**Data to use**
+++

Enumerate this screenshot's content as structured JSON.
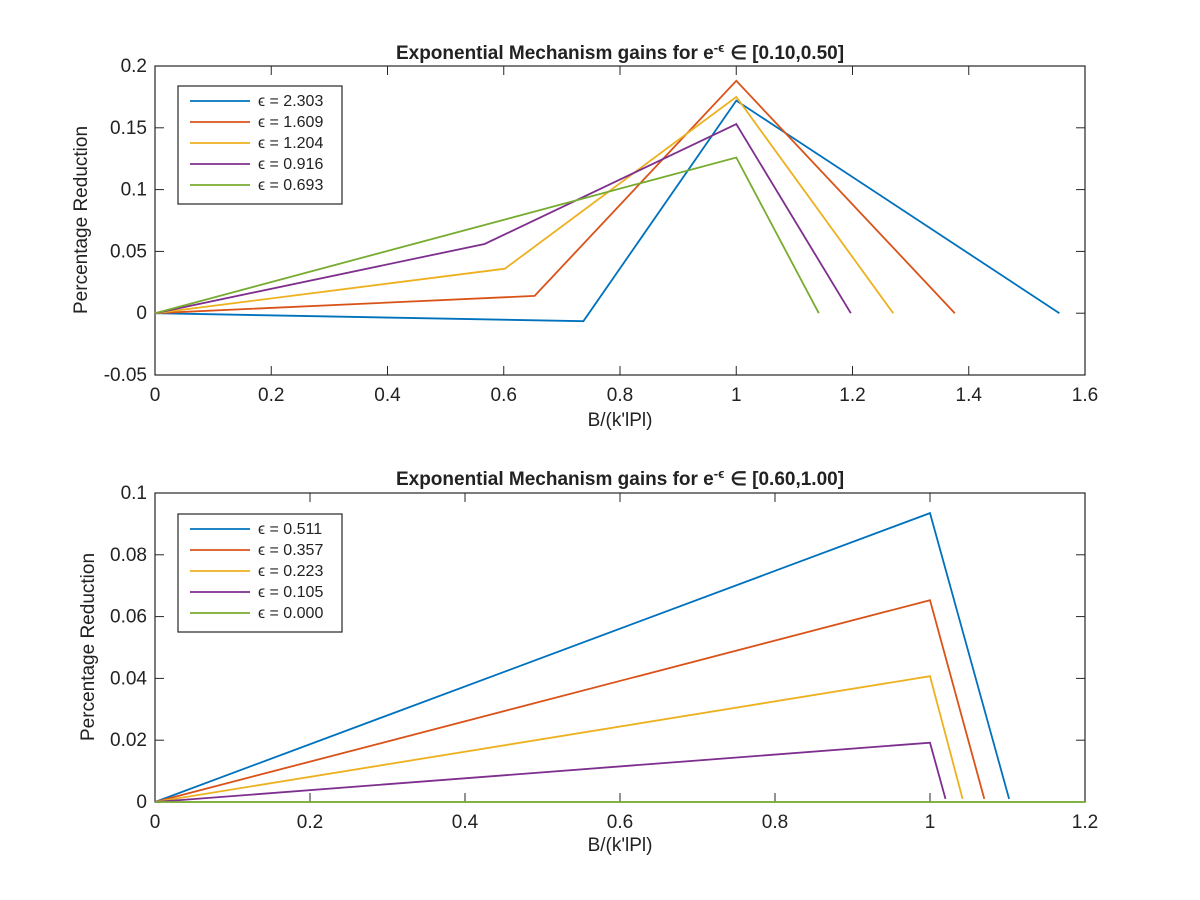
{
  "chart_data": [
    {
      "type": "line",
      "title": "Exponential Mechanism gains for e",
      "title_superscript": "-ϵ",
      "title_range": "∈ [0.10,0.50]",
      "xlabel": "B/(k'lPl)",
      "ylabel": "Percentage Reduction",
      "xlim": [
        0,
        1.6
      ],
      "ylim": [
        -0.05,
        0.2
      ],
      "xticks": [
        0,
        0.2,
        0.4,
        0.6,
        0.8,
        1,
        1.2,
        1.4,
        1.6
      ],
      "xtick_labels": [
        "0",
        "0.2",
        "0.4",
        "0.6",
        "0.8",
        "1",
        "1.2",
        "1.4",
        "1.6"
      ],
      "yticks": [
        -0.05,
        0,
        0.05,
        0.1,
        0.15,
        0.2
      ],
      "ytick_labels": [
        "-0.05",
        "0",
        "0.05",
        "0.1",
        "0.15",
        "0.2"
      ],
      "legend_position": "top-left",
      "series": [
        {
          "name": "ϵ = 2.303",
          "color": "#0072BD",
          "x": [
            0,
            0.737,
            1.0,
            1.556
          ],
          "y": [
            0,
            -0.0065,
            0.172,
            0
          ]
        },
        {
          "name": "ϵ = 1.609",
          "color": "#D95319",
          "x": [
            0,
            0.653,
            1.0,
            1.376
          ],
          "y": [
            0,
            0.014,
            0.188,
            0
          ]
        },
        {
          "name": "ϵ = 1.204",
          "color": "#EDB120",
          "x": [
            0,
            0.602,
            1.0,
            1.27
          ],
          "y": [
            0,
            0.036,
            0.175,
            0
          ]
        },
        {
          "name": "ϵ = 0.916",
          "color": "#7E2F8E",
          "x": [
            0,
            0.567,
            1.0,
            1.197
          ],
          "y": [
            0,
            0.056,
            0.153,
            0
          ]
        },
        {
          "name": "ϵ = 0.693",
          "color": "#77AC30",
          "x": [
            0,
            1.0,
            1.142
          ],
          "y": [
            0,
            0.126,
            0
          ]
        }
      ]
    },
    {
      "type": "line",
      "title": "Exponential Mechanism gains for e",
      "title_superscript": "-ϵ",
      "title_range": "∈ [0.60,1.00]",
      "xlabel": "B/(k'lPl)",
      "ylabel": "Percentage Reduction",
      "xlim": [
        0,
        1.2
      ],
      "ylim": [
        0,
        0.1
      ],
      "xticks": [
        0,
        0.2,
        0.4,
        0.6,
        0.8,
        1,
        1.2
      ],
      "xtick_labels": [
        "0",
        "0.2",
        "0.4",
        "0.6",
        "0.8",
        "1",
        "1.2"
      ],
      "yticks": [
        0,
        0.02,
        0.04,
        0.06,
        0.08,
        0.1
      ],
      "ytick_labels": [
        "0",
        "0.02",
        "0.04",
        "0.06",
        "0.08",
        "0.1"
      ],
      "legend_position": "top-left",
      "series": [
        {
          "name": "ϵ = 0.511",
          "color": "#0072BD",
          "x": [
            0,
            1.0,
            1.102
          ],
          "y": [
            0,
            0.0935,
            0.001
          ]
        },
        {
          "name": "ϵ = 0.357",
          "color": "#D95319",
          "x": [
            0,
            1.0,
            1.07
          ],
          "y": [
            0,
            0.0653,
            0.001
          ]
        },
        {
          "name": "ϵ = 0.223",
          "color": "#EDB120",
          "x": [
            0,
            1.0,
            1.042
          ],
          "y": [
            0,
            0.0407,
            0.001
          ]
        },
        {
          "name": "ϵ = 0.105",
          "color": "#7E2F8E",
          "x": [
            0,
            1.0,
            1.02
          ],
          "y": [
            0,
            0.0192,
            0.001
          ]
        },
        {
          "name": "ϵ = 0.000",
          "color": "#77AC30",
          "x": [
            0,
            1.2
          ],
          "y": [
            0,
            0
          ]
        }
      ]
    }
  ]
}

+++

**Exercise aim**
Working from the lines above, reproduce the material exactly and exclude its pictures.

**Exercise solution**
Enumerate this screenshot's content as structured JSON.
{
  "chart_data": [
    {
      "type": "line",
      "title": "Exponential Mechanism gains for e",
      "title_superscript": "-ϵ",
      "title_range": "∈ [0.10,0.50]",
      "xlabel": "B/(k'lPl)",
      "ylabel": "Percentage Reduction",
      "xlim": [
        0,
        1.6
      ],
      "ylim": [
        -0.05,
        0.2
      ],
      "xticks": [
        0,
        0.2,
        0.4,
        0.6,
        0.8,
        1,
        1.2,
        1.4,
        1.6
      ],
      "xtick_labels": [
        "0",
        "0.2",
        "0.4",
        "0.6",
        "0.8",
        "1",
        "1.2",
        "1.4",
        "1.6"
      ],
      "yticks": [
        -0.05,
        0,
        0.05,
        0.1,
        0.15,
        0.2
      ],
      "ytick_labels": [
        "-0.05",
        "0",
        "0.05",
        "0.1",
        "0.15",
        "0.2"
      ],
      "legend_position": "top-left",
      "series": [
        {
          "name": "ϵ = 2.303",
          "color": "#0072BD",
          "x": [
            0,
            0.737,
            1.0,
            1.556
          ],
          "y": [
            0,
            -0.0065,
            0.172,
            0
          ]
        },
        {
          "name": "ϵ = 1.609",
          "color": "#D95319",
          "x": [
            0,
            0.653,
            1.0,
            1.376
          ],
          "y": [
            0,
            0.014,
            0.188,
            0
          ]
        },
        {
          "name": "ϵ = 1.204",
          "color": "#EDB120",
          "x": [
            0,
            0.602,
            1.0,
            1.27
          ],
          "y": [
            0,
            0.036,
            0.175,
            0
          ]
        },
        {
          "name": "ϵ = 0.916",
          "color": "#7E2F8E",
          "x": [
            0,
            0.567,
            1.0,
            1.197
          ],
          "y": [
            0,
            0.056,
            0.153,
            0
          ]
        },
        {
          "name": "ϵ = 0.693",
          "color": "#77AC30",
          "x": [
            0,
            1.0,
            1.142
          ],
          "y": [
            0,
            0.126,
            0
          ]
        }
      ]
    },
    {
      "type": "line",
      "title": "Exponential Mechanism gains for e",
      "title_superscript": "-ϵ",
      "title_range": "∈ [0.60,1.00]",
      "xlabel": "B/(k'lPl)",
      "ylabel": "Percentage Reduction",
      "xlim": [
        0,
        1.2
      ],
      "ylim": [
        0,
        0.1
      ],
      "xticks": [
        0,
        0.2,
        0.4,
        0.6,
        0.8,
        1,
        1.2
      ],
      "xtick_labels": [
        "0",
        "0.2",
        "0.4",
        "0.6",
        "0.8",
        "1",
        "1.2"
      ],
      "yticks": [
        0,
        0.02,
        0.04,
        0.06,
        0.08,
        0.1
      ],
      "ytick_labels": [
        "0",
        "0.02",
        "0.04",
        "0.06",
        "0.08",
        "0.1"
      ],
      "legend_position": "top-left",
      "series": [
        {
          "name": "ϵ = 0.511",
          "color": "#0072BD",
          "x": [
            0,
            1.0,
            1.102
          ],
          "y": [
            0,
            0.0935,
            0.001
          ]
        },
        {
          "name": "ϵ = 0.357",
          "color": "#D95319",
          "x": [
            0,
            1.0,
            1.07
          ],
          "y": [
            0,
            0.0653,
            0.001
          ]
        },
        {
          "name": "ϵ = 0.223",
          "color": "#EDB120",
          "x": [
            0,
            1.0,
            1.042
          ],
          "y": [
            0,
            0.0407,
            0.001
          ]
        },
        {
          "name": "ϵ = 0.105",
          "color": "#7E2F8E",
          "x": [
            0,
            1.0,
            1.02
          ],
          "y": [
            0,
            0.0192,
            0.001
          ]
        },
        {
          "name": "ϵ = 0.000",
          "color": "#77AC30",
          "x": [
            0,
            1.2
          ],
          "y": [
            0,
            0
          ]
        }
      ]
    }
  ]
}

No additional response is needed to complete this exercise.